Find the lines containing the word "Speed" and copy every one of them.

-- -- --

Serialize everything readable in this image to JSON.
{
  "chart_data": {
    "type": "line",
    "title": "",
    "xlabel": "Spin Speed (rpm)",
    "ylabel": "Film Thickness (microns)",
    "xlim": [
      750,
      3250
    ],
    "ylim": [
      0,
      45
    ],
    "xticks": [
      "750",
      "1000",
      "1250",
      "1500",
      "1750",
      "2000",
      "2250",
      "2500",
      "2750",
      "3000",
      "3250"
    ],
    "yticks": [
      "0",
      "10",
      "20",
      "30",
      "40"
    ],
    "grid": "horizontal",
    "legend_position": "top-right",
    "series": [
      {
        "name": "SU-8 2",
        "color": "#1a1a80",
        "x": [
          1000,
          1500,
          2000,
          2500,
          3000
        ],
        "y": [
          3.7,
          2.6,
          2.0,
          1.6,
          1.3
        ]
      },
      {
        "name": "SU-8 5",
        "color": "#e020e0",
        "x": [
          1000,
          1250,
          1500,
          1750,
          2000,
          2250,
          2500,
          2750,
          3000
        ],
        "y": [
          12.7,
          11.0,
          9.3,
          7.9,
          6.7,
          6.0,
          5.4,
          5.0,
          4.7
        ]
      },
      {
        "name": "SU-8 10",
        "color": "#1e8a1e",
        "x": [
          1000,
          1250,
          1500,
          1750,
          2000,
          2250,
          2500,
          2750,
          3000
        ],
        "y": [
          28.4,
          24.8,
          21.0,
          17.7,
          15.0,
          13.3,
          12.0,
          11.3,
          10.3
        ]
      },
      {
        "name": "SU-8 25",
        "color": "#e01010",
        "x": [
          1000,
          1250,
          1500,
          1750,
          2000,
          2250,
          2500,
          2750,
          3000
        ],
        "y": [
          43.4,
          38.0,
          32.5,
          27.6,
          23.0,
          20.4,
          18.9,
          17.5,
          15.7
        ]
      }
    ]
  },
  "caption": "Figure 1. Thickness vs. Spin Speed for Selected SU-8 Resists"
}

-- -- --

*Answer to this task:*
    "xlabel": "Spin Speed (rpm)",
  "caption": "Figure 1. Thickness vs. Spin Speed for Selected SU-8 Resists"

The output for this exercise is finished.